— begin Data provided —
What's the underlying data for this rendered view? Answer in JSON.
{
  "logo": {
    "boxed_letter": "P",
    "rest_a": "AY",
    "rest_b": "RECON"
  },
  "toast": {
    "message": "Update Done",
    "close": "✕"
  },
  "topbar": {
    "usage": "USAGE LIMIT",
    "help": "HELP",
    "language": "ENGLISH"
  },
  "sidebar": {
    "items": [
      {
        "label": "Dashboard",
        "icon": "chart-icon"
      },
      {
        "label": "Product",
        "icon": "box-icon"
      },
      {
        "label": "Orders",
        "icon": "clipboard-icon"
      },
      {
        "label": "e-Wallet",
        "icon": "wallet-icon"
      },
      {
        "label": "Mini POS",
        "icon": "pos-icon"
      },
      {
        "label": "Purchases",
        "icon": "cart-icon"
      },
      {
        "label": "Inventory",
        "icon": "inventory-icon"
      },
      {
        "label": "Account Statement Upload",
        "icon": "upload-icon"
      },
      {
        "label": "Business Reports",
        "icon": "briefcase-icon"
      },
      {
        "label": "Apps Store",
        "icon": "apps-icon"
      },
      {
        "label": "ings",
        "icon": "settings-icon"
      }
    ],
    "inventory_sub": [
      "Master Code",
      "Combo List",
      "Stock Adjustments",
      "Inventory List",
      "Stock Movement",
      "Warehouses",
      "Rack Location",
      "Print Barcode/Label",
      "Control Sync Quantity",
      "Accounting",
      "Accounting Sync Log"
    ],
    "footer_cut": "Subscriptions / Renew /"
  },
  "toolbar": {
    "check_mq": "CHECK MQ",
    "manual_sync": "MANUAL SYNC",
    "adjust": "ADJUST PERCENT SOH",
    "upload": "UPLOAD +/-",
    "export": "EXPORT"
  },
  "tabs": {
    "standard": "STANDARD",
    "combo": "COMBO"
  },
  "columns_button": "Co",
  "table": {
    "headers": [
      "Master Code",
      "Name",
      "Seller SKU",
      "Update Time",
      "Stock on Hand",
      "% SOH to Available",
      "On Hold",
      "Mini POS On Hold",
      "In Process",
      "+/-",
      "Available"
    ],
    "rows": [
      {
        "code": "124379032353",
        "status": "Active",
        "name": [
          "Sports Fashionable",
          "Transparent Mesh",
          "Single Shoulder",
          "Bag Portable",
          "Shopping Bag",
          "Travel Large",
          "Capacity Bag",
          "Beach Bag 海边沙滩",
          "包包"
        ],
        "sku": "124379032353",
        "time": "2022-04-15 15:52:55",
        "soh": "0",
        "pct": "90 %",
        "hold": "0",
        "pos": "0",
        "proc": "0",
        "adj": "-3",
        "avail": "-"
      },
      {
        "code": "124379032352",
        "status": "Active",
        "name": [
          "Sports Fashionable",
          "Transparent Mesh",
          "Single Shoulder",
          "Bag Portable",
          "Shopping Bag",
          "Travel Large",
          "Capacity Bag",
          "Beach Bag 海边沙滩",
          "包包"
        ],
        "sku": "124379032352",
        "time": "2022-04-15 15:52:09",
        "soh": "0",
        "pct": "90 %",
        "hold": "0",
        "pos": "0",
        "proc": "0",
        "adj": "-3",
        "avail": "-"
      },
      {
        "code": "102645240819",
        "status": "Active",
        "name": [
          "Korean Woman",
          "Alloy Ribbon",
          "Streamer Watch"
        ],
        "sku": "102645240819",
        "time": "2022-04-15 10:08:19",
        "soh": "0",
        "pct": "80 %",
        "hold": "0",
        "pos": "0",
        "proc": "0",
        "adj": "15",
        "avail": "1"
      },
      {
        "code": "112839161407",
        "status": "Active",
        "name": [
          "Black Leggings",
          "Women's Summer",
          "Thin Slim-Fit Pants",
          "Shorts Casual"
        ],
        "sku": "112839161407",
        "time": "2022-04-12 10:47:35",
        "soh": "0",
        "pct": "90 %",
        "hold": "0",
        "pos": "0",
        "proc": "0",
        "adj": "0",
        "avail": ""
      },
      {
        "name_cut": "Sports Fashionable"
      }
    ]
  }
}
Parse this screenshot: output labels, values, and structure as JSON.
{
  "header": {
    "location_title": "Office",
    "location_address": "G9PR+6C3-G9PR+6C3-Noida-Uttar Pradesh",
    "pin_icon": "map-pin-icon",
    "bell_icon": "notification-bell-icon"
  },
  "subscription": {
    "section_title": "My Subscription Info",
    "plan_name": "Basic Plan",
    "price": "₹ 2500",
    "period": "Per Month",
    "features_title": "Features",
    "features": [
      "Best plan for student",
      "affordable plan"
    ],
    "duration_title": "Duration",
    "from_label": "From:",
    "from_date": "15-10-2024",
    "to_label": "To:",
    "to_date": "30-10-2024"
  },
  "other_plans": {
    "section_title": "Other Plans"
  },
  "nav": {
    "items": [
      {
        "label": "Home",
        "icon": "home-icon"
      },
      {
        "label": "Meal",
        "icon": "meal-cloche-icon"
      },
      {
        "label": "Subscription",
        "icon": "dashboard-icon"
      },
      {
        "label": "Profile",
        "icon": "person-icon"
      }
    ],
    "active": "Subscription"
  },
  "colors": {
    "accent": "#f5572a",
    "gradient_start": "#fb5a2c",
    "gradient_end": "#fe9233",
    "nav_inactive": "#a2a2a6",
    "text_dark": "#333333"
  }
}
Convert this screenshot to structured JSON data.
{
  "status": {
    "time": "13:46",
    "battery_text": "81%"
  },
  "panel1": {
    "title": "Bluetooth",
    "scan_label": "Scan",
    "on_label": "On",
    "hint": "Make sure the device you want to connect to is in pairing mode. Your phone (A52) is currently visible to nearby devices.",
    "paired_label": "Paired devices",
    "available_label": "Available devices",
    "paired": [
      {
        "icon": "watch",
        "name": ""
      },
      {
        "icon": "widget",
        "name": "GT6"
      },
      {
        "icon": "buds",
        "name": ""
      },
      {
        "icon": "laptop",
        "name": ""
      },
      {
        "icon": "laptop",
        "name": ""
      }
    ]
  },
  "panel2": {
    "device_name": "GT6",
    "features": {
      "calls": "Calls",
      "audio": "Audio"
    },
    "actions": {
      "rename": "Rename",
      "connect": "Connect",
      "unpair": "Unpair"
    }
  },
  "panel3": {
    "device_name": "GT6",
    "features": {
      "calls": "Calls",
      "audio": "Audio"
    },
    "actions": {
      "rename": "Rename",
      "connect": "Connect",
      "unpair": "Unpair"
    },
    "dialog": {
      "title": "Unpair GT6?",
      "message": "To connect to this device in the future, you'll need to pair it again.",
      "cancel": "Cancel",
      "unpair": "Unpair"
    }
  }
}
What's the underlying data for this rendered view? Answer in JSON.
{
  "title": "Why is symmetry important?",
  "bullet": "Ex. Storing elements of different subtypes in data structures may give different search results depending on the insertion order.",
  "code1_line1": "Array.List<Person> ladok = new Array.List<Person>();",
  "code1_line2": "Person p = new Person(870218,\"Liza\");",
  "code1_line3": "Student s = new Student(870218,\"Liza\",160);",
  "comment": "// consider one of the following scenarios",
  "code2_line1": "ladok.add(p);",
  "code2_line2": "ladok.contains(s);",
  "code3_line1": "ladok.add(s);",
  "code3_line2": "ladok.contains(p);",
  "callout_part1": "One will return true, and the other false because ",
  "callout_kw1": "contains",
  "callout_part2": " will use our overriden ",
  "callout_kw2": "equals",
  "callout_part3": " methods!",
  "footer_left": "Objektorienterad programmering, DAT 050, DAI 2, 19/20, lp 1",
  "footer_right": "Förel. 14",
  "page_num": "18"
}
— end Data provided —
- _Instructions to follow_: Please repeat the material above, word for word and in full.

- _Task result_:
What's the underlying data for this rendered view? Answer in JSON.
{
  "logo": {
    "boxed_letter": "P",
    "rest_a": "AY",
    "rest_b": "RECON"
  },
  "toast": {
    "message": "Update Done",
    "close": "✕"
  },
  "topbar": {
    "usage": "USAGE LIMIT",
    "help": "HELP",
    "language": "ENGLISH"
  },
  "sidebar": {
    "items": [
      {
        "label": "Dashboard",
        "icon": "chart-icon"
      },
      {
        "label": "Product",
        "icon": "box-icon"
      },
      {
        "label": "Orders",
        "icon": "clipboard-icon"
      },
      {
        "label": "e-Wallet",
        "icon": "wallet-icon"
      },
      {
        "label": "Mini POS",
        "icon": "pos-icon"
      },
      {
        "label": "Purchases",
        "icon": "cart-icon"
      },
      {
        "label": "Inventory",
        "icon": "inventory-icon"
      },
      {
        "label": "Account Statement Upload",
        "icon": "upload-icon"
      },
      {
        "label": "Business Reports",
        "icon": "briefcase-icon"
      },
      {
        "label": "Apps Store",
        "icon": "apps-icon"
      },
      {
        "label": "ings",
        "icon": "settings-icon"
      }
    ],
    "inventory_sub": [
      "Master Code",
      "Combo List",
      "Stock Adjustments",
      "Inventory List",
      "Stock Movement",
      "Warehouses",
      "Rack Location",
      "Print Barcode/Label",
      "Control Sync Quantity",
      "Accounting",
      "Accounting Sync Log"
    ],
    "footer_cut": "Subscriptions / Renew /"
  },
  "toolbar": {
    "check_mq": "CHECK MQ",
    "manual_sync": "MANUAL SYNC",
    "adjust": "ADJUST PERCENT SOH",
    "upload": "UPLOAD +/-",
    "export": "EXPORT"
  },
  "tabs": {
    "standard": "STANDARD",
    "combo": "COMBO"
  },
  "columns_button": "Co",
  "table": {
    "headers": [
      "Master Code",
      "Name",
      "Seller SKU",
      "Update Time",
      "Stock on Hand",
      "% SOH to Available",
      "On Hold",
      "Mini POS On Hold",
      "In Process",
      "+/-",
      "Available"
    ],
    "rows": [
      {
        "code": "124379032353",
        "status": "Active",
        "name": [
          "Sports Fashionable",
          "Transparent Mesh",
          "Single Shoulder",
          "Bag Portable",
          "Shopping Bag",
          "Travel Large",
          "Capacity Bag",
          "Beach Bag 海边沙滩",
          "包包"
        ],
        "sku": "124379032353",
        "time": "2022-04-15 15:52:55",
        "soh": "0",
        "pct": "90 %",
        "hold": "0",
        "pos": "0",
        "proc": "0",
        "adj": "-3",
        "avail": "-"
      },
      {
        "code": "124379032352",
        "status": "Active",
        "name": [
          "Sports Fashionable",
          "Transparent Mesh",
          "Single Shoulder",
          "Bag Portable",
          "Shopping Bag",
          "Travel Large",
          "Capacity Bag",
          "Beach Bag 海边沙滩",
          "包包"
        ],
        "sku": "124379032352",
        "time": "2022-04-15 15:52:09",
        "soh": "0",
        "pct": "90 %",
        "hold": "0",
        "pos": "0",
        "proc": "0",
        "adj": "-3",
        "avail": "-"
      },
      {
        "code": "102645240819",
        "status": "Active",
        "name": [
          "Korean Woman",
          "Alloy Ribbon",
          "Streamer Watch"
        ],
        "sku": "102645240819",
        "time": "2022-04-15 10:08:19",
        "soh": "0",
        "pct": "80 %",
        "hold": "0",
        "pos": "0",
        "proc": "0",
        "adj": "15",
        "avail": "1"
      },
      {
        "code": "112839161407",
        "status": "Active",
        "name": [
          "Black Leggings",
          "Women's Summer",
          "Thin Slim-Fit Pants",
          "Shorts Casual"
        ],
        "sku": "112839161407",
        "time": "2022-04-12 10:47:35",
        "soh": "0",
        "pct": "90 %",
        "hold": "0",
        "pos": "0",
        "proc": "0",
        "adj": "0",
        "avail": ""
      },
      {
        "name_cut": "Sports Fashionable"
      }
    ]
  }
}
Parse this screenshot: output labels, values, and structure as JSON.
{
  "header": {
    "location_title": "Office",
    "location_address": "G9PR+6C3-G9PR+6C3-Noida-Uttar Pradesh",
    "pin_icon": "map-pin-icon",
    "bell_icon": "notification-bell-icon"
  },
  "subscription": {
    "section_title": "My Subscription Info",
    "plan_name": "Basic Plan",
    "price": "₹ 2500",
    "period": "Per Month",
    "features_title": "Features",
    "features": [
      "Best plan for student",
      "affordable plan"
    ],
    "duration_title": "Duration",
    "from_label": "From:",
    "from_date": "15-10-2024",
    "to_label": "To:",
    "to_date": "30-10-2024"
  },
  "other_plans": {
    "section_title": "Other Plans"
  },
  "nav": {
    "items": [
      {
        "label": "Home",
        "icon": "home-icon"
      },
      {
        "label": "Meal",
        "icon": "meal-cloche-icon"
      },
      {
        "label": "Subscription",
        "icon": "dashboard-icon"
      },
      {
        "label": "Profile",
        "icon": "person-icon"
      }
    ],
    "active": "Subscription"
  },
  "colors": {
    "accent": "#f5572a",
    "gradient_start": "#fb5a2c",
    "gradient_end": "#fe9233",
    "nav_inactive": "#a2a2a6",
    "text_dark": "#333333"
  }
}
Convert this screenshot to structured JSON data.
{
  "status": {
    "time": "13:46",
    "battery_text": "81%"
  },
  "panel1": {
    "title": "Bluetooth",
    "scan_label": "Scan",
    "on_label": "On",
    "hint": "Make sure the device you want to connect to is in pairing mode. Your phone (A52) is currently visible to nearby devices.",
    "paired_label": "Paired devices",
    "available_label": "Available devices",
    "paired": [
      {
        "icon": "watch",
        "name": ""
      },
      {
        "icon": "widget",
        "name": "GT6"
      },
      {
        "icon": "buds",
        "name": ""
      },
      {
        "icon": "laptop",
        "name": ""
      },
      {
        "icon": "laptop",
        "name": ""
      }
    ]
  },
  "panel2": {
    "device_name": "GT6",
    "features": {
      "calls": "Calls",
      "audio": "Audio"
    },
    "actions": {
      "rename": "Rename",
      "connect": "Connect",
      "unpair": "Unpair"
    }
  },
  "panel3": {
    "device_name": "GT6",
    "features": {
      "calls": "Calls",
      "audio": "Audio"
    },
    "actions": {
      "rename": "Rename",
      "connect": "Connect",
      "unpair": "Unpair"
    },
    "dialog": {
      "title": "Unpair GT6?",
      "message": "To connect to this device in the future, you'll need to pair it again.",
      "cancel": "Cancel",
      "unpair": "Unpair"
    }
  }
}
What's the underlying data for this rendered view? Answer in JSON.
{
  "title": "Why is symmetry important?",
  "bullet": "Ex. Storing elements of different subtypes in data structures may give different search results depending on the insertion order.",
  "code1_line1": "Array.List<Person> ladok = new Array.List<Person>();",
  "code1_line2": "Person p = new Person(870218,\"Liza\");",
  "code1_line3": "Student s = new Student(870218,\"Liza\",160);",
  "comment": "// consider one of the following scenarios",
  "code2_line1": "ladok.add(p);",
  "code2_line2": "ladok.contains(s);",
  "code3_line1": "ladok.add(s);",
  "code3_line2": "ladok.contains(p);",
  "callout_part1": "One will return true, and the other false because ",
  "callout_kw1": "contains",
  "callout_part2": " will use our overriden ",
  "callout_kw2": "equals",
  "callout_part3": " methods!",
  "footer_left": "Objektorienterad programmering, DAT 050, DAI 2, 19/20, lp 1",
  "footer_right": "Förel. 14",
  "page_num": "18"
}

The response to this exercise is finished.